Short exercise: Determine how many lines contain the string "UNISEX". Reply with that figure and nothing else.

Collected data entries:

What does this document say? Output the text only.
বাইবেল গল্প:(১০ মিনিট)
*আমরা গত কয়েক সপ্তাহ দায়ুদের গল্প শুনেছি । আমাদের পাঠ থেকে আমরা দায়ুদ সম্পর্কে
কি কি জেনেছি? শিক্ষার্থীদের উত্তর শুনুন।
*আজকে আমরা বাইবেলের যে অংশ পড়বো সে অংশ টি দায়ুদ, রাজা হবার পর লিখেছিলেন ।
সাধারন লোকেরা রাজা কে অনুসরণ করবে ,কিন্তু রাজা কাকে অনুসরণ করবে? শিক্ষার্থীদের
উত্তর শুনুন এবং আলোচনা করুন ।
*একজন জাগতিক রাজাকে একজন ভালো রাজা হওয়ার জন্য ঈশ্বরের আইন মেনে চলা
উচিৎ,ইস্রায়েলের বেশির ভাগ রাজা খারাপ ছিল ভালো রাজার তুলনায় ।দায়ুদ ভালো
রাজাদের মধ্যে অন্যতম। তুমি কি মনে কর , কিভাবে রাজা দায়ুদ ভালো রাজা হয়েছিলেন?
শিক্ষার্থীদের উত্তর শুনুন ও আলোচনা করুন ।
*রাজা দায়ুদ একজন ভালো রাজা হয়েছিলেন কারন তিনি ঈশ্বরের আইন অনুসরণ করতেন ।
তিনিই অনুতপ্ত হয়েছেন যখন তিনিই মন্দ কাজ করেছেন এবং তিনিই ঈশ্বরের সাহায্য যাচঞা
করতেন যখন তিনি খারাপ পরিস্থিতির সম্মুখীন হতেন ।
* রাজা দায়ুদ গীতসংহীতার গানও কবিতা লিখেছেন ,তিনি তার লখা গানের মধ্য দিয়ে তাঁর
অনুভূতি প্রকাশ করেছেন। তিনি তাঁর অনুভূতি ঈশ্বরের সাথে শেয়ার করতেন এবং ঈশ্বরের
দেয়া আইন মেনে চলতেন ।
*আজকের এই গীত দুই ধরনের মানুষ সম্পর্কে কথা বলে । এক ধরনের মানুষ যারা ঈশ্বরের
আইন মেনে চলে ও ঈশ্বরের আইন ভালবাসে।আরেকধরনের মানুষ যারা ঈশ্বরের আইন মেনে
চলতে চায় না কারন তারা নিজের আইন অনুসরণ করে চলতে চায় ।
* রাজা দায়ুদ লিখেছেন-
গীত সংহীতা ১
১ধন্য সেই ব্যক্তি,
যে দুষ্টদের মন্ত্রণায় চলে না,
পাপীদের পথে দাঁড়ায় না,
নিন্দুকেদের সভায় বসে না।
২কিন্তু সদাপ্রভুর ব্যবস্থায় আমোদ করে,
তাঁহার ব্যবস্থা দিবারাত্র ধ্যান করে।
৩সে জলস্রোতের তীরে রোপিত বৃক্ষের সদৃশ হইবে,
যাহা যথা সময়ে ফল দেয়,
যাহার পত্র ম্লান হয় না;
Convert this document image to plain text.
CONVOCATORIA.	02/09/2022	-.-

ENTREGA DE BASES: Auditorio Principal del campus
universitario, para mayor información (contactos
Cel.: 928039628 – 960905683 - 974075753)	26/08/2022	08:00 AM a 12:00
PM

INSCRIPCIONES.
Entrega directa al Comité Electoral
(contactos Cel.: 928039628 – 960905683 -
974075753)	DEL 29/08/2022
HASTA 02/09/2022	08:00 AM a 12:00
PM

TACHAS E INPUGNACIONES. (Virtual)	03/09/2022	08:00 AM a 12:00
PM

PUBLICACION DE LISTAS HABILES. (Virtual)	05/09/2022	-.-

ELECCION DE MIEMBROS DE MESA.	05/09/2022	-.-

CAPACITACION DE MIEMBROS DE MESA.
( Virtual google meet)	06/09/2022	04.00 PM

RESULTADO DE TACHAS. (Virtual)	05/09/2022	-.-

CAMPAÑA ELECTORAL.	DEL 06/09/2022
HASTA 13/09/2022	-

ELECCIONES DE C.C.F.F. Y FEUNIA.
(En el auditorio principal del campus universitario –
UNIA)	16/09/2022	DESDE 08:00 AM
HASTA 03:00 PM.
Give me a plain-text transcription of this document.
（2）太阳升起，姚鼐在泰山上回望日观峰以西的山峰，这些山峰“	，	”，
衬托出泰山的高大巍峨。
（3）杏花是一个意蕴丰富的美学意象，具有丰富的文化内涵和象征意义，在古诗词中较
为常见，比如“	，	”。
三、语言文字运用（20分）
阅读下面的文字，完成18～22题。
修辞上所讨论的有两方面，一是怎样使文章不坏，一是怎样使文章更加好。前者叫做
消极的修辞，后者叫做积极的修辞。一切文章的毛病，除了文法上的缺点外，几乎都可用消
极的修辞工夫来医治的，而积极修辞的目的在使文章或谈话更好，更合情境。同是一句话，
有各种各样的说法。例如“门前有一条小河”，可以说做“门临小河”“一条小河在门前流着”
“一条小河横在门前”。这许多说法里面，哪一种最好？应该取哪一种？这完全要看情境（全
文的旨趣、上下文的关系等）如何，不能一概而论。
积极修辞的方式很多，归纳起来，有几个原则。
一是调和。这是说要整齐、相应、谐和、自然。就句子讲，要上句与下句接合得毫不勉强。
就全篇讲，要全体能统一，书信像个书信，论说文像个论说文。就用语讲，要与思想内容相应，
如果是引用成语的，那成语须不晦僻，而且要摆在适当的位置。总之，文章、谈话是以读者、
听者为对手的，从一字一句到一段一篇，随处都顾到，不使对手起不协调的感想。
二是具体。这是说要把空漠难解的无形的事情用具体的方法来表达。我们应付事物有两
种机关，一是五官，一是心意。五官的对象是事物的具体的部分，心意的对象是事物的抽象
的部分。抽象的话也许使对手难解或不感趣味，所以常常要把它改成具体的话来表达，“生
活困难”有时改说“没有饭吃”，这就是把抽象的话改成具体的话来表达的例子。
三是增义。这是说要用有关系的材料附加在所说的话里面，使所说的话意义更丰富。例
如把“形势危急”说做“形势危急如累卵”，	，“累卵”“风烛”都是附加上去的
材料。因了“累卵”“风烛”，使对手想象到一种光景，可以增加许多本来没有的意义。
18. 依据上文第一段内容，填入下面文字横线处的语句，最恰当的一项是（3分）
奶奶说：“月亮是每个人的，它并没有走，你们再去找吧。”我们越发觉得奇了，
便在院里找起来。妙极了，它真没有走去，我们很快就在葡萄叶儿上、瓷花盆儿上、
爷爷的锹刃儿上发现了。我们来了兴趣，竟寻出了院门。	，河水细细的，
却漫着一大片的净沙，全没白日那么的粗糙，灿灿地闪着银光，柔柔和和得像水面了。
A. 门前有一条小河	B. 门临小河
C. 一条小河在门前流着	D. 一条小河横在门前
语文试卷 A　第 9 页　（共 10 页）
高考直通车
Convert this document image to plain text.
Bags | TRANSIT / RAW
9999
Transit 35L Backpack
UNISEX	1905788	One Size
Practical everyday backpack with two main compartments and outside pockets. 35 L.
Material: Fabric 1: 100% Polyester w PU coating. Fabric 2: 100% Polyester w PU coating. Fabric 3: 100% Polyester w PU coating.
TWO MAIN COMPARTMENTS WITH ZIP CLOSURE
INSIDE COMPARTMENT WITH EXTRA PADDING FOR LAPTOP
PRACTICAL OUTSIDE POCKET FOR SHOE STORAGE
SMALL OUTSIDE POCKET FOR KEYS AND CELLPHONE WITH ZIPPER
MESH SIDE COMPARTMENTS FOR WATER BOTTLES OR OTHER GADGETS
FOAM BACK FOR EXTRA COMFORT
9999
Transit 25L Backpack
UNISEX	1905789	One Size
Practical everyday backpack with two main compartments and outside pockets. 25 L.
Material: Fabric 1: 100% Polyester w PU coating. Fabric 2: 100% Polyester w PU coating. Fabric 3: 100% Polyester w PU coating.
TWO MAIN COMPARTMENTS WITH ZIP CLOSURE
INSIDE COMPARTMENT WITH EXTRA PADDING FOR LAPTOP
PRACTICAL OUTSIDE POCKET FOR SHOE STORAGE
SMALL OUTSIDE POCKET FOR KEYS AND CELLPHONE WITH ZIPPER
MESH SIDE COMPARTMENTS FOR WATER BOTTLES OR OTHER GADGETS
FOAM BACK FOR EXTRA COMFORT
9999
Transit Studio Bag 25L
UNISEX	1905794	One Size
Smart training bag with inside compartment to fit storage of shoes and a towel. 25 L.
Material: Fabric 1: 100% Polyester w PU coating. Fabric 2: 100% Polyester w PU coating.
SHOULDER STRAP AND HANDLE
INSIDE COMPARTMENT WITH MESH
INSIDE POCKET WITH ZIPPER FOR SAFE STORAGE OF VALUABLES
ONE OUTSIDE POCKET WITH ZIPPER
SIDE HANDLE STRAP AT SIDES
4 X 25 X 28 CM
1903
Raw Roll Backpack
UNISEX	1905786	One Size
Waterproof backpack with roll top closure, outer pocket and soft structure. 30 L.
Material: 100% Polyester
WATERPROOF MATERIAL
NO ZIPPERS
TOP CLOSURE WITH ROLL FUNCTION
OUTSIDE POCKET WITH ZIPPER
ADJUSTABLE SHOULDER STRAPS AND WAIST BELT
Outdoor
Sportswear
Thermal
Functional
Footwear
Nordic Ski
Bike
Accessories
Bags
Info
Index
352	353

The result: 4